Start Given information

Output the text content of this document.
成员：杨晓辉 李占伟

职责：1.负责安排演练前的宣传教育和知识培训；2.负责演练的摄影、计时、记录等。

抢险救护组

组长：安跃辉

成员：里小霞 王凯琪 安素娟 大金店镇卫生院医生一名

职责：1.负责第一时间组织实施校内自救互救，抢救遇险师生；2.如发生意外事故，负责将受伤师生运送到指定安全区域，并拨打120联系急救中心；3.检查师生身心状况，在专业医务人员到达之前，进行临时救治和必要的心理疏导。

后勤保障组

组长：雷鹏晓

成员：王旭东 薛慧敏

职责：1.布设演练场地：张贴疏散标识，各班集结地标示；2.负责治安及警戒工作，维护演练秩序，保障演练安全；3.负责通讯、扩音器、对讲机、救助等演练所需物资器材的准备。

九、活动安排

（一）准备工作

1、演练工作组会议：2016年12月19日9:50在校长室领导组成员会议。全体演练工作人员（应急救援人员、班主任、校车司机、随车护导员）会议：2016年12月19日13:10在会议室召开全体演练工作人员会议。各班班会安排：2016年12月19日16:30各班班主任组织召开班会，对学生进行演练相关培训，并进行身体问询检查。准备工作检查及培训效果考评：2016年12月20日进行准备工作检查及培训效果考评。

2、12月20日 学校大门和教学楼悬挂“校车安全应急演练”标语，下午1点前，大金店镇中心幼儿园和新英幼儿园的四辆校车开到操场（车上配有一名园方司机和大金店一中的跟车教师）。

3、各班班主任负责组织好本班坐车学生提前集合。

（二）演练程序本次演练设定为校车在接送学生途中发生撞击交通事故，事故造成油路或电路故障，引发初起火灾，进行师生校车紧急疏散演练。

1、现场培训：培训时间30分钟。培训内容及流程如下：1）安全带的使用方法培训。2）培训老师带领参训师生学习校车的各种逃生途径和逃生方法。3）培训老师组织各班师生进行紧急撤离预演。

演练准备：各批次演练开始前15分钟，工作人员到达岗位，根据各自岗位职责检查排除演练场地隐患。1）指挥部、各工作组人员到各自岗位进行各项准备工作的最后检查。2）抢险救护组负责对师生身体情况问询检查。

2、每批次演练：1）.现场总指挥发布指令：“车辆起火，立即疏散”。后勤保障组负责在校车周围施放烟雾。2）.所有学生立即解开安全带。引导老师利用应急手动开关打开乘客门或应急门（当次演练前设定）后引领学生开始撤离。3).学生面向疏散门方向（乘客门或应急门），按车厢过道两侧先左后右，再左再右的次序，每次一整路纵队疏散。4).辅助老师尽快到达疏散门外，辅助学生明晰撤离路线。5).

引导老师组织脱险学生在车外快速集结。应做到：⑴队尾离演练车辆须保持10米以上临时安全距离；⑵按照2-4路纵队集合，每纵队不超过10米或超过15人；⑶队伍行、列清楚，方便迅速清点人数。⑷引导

End Given information

* [Your goal]:
The records above need to be transcribed in full. Keep every character unchanged.

* [The reply]:
Output the text content of this document.
成员：杨晓辉 李占伟

职责：1.负责安排演练前的宣传教育和知识培训；2.负责演练的摄影、计时、记录等。

抢险救护组

组长：安跃辉

成员：里小霞 王凯琪 安素娟 大金店镇卫生院医生一名

职责：1.负责第一时间组织实施校内自救互救，抢救遇险师生；2.如发生意外事故，负责将受伤师生运送到指定安全区域，并拨打120联系急救中心；3.检查师生身心状况，在专业医务人员到达之前，进行临时救治和必要的心理疏导。

后勤保障组

组长：雷鹏晓

成员：王旭东 薛慧敏

职责：1.布设演练场地：张贴疏散标识，各班集结地标示；2.负责治安及警戒工作，维护演练秩序，保障演练安全；3.负责通讯、扩音器、对讲机、救助等演练所需物资器材的准备。

九、活动安排

（一）准备工作

1、演练工作组会议：2016年12月19日9:50在校长室领导组成员会议。全体演练工作人员（应急救援人员、班主任、校车司机、随车护导员）会议：2016年12月19日13:10在会议室召开全体演练工作人员会议。各班班会安排：2016年12月19日16:30各班班主任组织召开班会，对学生进行演练相关培训，并进行身体问询检查。准备工作检查及培训效果考评：2016年12月20日进行准备工作检查及培训效果考评。

2、12月20日 学校大门和教学楼悬挂“校车安全应急演练”标语，下午1点前，大金店镇中心幼儿园和新英幼儿园的四辆校车开到操场（车上配有一名园方司机和大金店一中的跟车教师）。

3、各班班主任负责组织好本班坐车学生提前集合。

（二）演练程序本次演练设定为校车在接送学生途中发生撞击交通事故，事故造成油路或电路故障，引发初起火灾，进行师生校车紧急疏散演练。

1、现场培训：培训时间30分钟。培训内容及流程如下：1）安全带的使用方法培训。2）培训老师带领参训师生学习校车的各种逃生途径和逃生方法。3）培训老师组织各班师生进行紧急撤离预演。

演练准备：各批次演练开始前15分钟，工作人员到达岗位，根据各自岗位职责检查排除演练场地隐患。1）指挥部、各工作组人员到各自岗位进行各项准备工作的最后检查。2）抢险救护组负责对师生身体情况问询检查。

2、每批次演练：1）.现场总指挥发布指令：“车辆起火，立即疏散”。后勤保障组负责在校车周围施放烟雾。2）.所有学生立即解开安全带。引导老师利用应急手动开关打开乘客门或应急门（当次演练前设定）后引领学生开始撤离。3).学生面向疏散门方向（乘客门或应急门），按车厢过道两侧先左后右，再左再右的次序，每次一整路纵队疏散。4).辅助老师尽快到达疏散门外，辅助学生明晰撤离路线。5).

引导老师组织脱险学生在车外快速集结。应做到：⑴队尾离演练车辆须保持10米以上临时安全距离；⑵按照2-4路纵队集合，每纵队不超过10米或超过15人；⑶队伍行、列清楚，方便迅速清点人数。⑷引导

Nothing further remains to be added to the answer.